» Work required
What follows is a set of entries. Give them again exactly, without the pictures.

-- START OF Record extracts --

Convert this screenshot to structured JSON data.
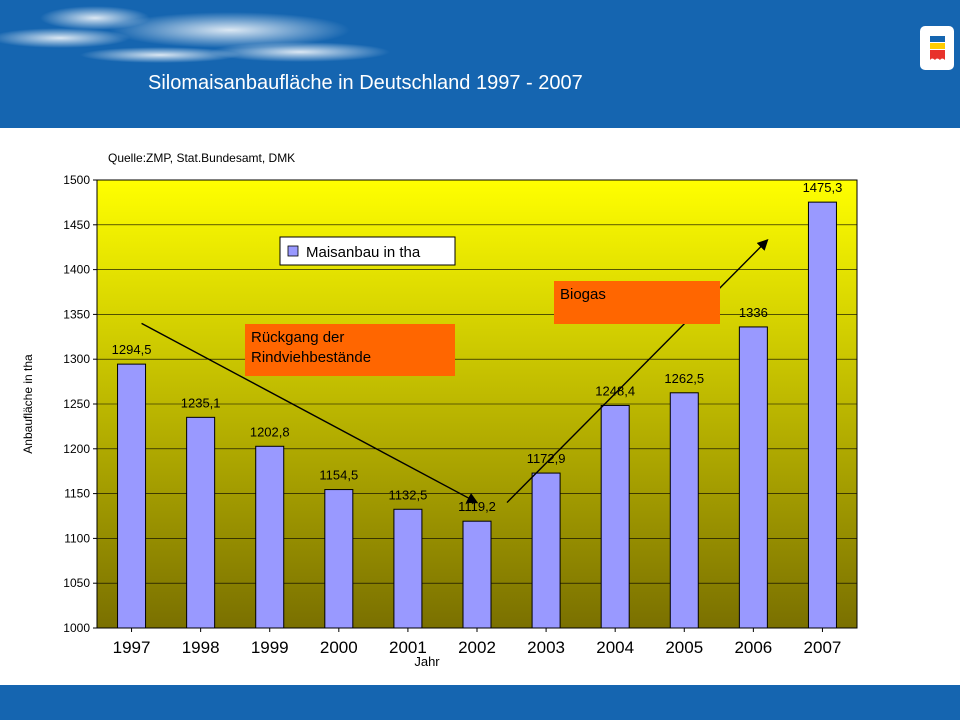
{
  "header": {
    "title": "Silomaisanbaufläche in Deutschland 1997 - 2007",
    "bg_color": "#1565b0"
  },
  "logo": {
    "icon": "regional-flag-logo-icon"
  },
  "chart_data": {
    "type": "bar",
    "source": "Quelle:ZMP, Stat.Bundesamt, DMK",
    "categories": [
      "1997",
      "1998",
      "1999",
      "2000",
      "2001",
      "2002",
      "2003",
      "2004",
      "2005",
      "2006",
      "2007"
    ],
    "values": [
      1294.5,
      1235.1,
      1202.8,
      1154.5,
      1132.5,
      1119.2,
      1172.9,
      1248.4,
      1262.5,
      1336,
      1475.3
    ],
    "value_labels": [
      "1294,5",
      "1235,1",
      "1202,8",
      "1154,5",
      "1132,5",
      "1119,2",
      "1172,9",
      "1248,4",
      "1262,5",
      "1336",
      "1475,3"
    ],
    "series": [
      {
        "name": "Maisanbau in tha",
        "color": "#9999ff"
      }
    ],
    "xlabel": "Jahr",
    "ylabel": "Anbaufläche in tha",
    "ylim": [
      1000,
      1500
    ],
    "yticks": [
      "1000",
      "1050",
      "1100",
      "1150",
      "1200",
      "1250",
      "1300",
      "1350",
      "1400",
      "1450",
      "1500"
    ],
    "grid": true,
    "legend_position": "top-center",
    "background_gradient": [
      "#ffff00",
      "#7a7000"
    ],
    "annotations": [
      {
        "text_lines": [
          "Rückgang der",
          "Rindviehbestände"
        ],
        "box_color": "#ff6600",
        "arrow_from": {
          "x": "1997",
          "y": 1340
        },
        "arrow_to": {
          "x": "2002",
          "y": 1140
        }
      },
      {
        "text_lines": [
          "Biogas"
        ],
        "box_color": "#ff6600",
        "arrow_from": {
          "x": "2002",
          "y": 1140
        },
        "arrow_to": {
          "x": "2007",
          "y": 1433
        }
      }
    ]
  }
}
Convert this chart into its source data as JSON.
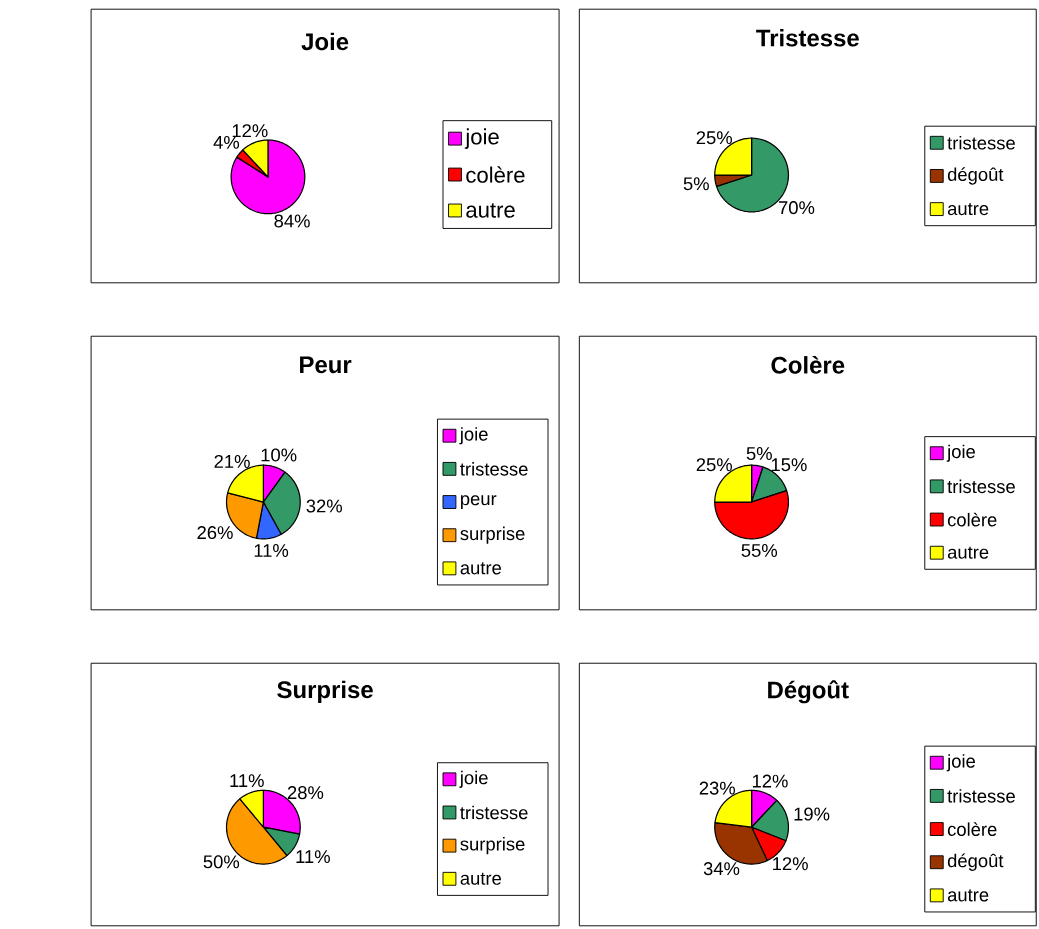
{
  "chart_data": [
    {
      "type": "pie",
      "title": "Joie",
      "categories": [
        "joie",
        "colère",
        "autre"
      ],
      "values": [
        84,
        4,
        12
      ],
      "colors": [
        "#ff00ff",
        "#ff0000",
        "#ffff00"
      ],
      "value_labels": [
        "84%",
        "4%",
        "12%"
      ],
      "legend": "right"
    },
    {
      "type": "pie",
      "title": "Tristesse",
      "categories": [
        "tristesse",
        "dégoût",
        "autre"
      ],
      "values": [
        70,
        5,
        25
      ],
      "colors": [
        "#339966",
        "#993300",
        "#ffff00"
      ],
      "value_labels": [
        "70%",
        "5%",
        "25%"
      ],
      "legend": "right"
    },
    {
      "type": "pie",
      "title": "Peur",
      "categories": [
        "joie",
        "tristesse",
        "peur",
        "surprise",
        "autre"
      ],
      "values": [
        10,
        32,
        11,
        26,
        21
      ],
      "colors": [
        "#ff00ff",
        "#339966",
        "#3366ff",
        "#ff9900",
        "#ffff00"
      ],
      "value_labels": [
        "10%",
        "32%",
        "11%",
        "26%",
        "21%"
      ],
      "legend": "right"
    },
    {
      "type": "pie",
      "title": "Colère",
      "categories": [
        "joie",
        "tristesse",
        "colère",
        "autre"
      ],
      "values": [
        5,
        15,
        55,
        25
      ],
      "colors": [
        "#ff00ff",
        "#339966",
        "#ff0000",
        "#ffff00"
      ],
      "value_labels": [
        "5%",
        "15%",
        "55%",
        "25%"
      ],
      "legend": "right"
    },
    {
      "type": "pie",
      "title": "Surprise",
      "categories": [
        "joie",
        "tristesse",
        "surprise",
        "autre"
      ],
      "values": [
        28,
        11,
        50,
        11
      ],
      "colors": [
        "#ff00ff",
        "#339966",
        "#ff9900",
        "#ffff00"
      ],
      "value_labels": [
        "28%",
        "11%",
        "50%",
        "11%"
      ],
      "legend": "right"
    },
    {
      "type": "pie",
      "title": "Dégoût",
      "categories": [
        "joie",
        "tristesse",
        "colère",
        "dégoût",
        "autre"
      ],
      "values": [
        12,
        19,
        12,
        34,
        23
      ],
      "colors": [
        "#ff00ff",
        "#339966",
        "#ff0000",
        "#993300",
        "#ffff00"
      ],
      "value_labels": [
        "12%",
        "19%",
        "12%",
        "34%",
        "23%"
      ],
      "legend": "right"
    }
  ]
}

-- END OF Record extracts --

» Answer in full
Convert this screenshot to structured JSON data.
{
  "header": {
    "title": "Silomaisanbaufläche in Deutschland 1997 - 2007",
    "bg_color": "#1565b0"
  },
  "logo": {
    "icon": "regional-flag-logo-icon"
  },
  "chart_data": {
    "type": "bar",
    "source": "Quelle:ZMP, Stat.Bundesamt, DMK",
    "categories": [
      "1997",
      "1998",
      "1999",
      "2000",
      "2001",
      "2002",
      "2003",
      "2004",
      "2005",
      "2006",
      "2007"
    ],
    "values": [
      1294.5,
      1235.1,
      1202.8,
      1154.5,
      1132.5,
      1119.2,
      1172.9,
      1248.4,
      1262.5,
      1336,
      1475.3
    ],
    "value_labels": [
      "1294,5",
      "1235,1",
      "1202,8",
      "1154,5",
      "1132,5",
      "1119,2",
      "1172,9",
      "1248,4",
      "1262,5",
      "1336",
      "1475,3"
    ],
    "series": [
      {
        "name": "Maisanbau in tha",
        "color": "#9999ff"
      }
    ],
    "xlabel": "Jahr",
    "ylabel": "Anbaufläche in tha",
    "ylim": [
      1000,
      1500
    ],
    "yticks": [
      "1000",
      "1050",
      "1100",
      "1150",
      "1200",
      "1250",
      "1300",
      "1350",
      "1400",
      "1450",
      "1500"
    ],
    "grid": true,
    "legend_position": "top-center",
    "background_gradient": [
      "#ffff00",
      "#7a7000"
    ],
    "annotations": [
      {
        "text_lines": [
          "Rückgang der",
          "Rindviehbestände"
        ],
        "box_color": "#ff6600",
        "arrow_from": {
          "x": "1997",
          "y": 1340
        },
        "arrow_to": {
          "x": "2002",
          "y": 1140
        }
      },
      {
        "text_lines": [
          "Biogas"
        ],
        "box_color": "#ff6600",
        "arrow_from": {
          "x": "2002",
          "y": 1140
        },
        "arrow_to": {
          "x": "2007",
          "y": 1433
        }
      }
    ]
  }
}
Convert this chart into its source data as JSON.
{
  "chart_data": [
    {
      "type": "pie",
      "title": "Joie",
      "categories": [
        "joie",
        "colère",
        "autre"
      ],
      "values": [
        84,
        4,
        12
      ],
      "colors": [
        "#ff00ff",
        "#ff0000",
        "#ffff00"
      ],
      "value_labels": [
        "84%",
        "4%",
        "12%"
      ],
      "legend": "right"
    },
    {
      "type": "pie",
      "title": "Tristesse",
      "categories": [
        "tristesse",
        "dégoût",
        "autre"
      ],
      "values": [
        70,
        5,
        25
      ],
      "colors": [
        "#339966",
        "#993300",
        "#ffff00"
      ],
      "value_labels": [
        "70%",
        "5%",
        "25%"
      ],
      "legend": "right"
    },
    {
      "type": "pie",
      "title": "Peur",
      "categories": [
        "joie",
        "tristesse",
        "peur",
        "surprise",
        "autre"
      ],
      "values": [
        10,
        32,
        11,
        26,
        21
      ],
      "colors": [
        "#ff00ff",
        "#339966",
        "#3366ff",
        "#ff9900",
        "#ffff00"
      ],
      "value_labels": [
        "10%",
        "32%",
        "11%",
        "26%",
        "21%"
      ],
      "legend": "right"
    },
    {
      "type": "pie",
      "title": "Colère",
      "categories": [
        "joie",
        "tristesse",
        "colère",
        "autre"
      ],
      "values": [
        5,
        15,
        55,
        25
      ],
      "colors": [
        "#ff00ff",
        "#339966",
        "#ff0000",
        "#ffff00"
      ],
      "value_labels": [
        "5%",
        "15%",
        "55%",
        "25%"
      ],
      "legend": "right"
    },
    {
      "type": "pie",
      "title": "Surprise",
      "categories": [
        "joie",
        "tristesse",
        "surprise",
        "autre"
      ],
      "values": [
        28,
        11,
        50,
        11
      ],
      "colors": [
        "#ff00ff",
        "#339966",
        "#ff9900",
        "#ffff00"
      ],
      "value_labels": [
        "28%",
        "11%",
        "50%",
        "11%"
      ],
      "legend": "right"
    },
    {
      "type": "pie",
      "title": "Dégoût",
      "categories": [
        "joie",
        "tristesse",
        "colère",
        "dégoût",
        "autre"
      ],
      "values": [
        12,
        19,
        12,
        34,
        23
      ],
      "colors": [
        "#ff00ff",
        "#339966",
        "#ff0000",
        "#993300",
        "#ffff00"
      ],
      "value_labels": [
        "12%",
        "19%",
        "12%",
        "34%",
        "23%"
      ],
      "legend": "right"
    }
  ]
}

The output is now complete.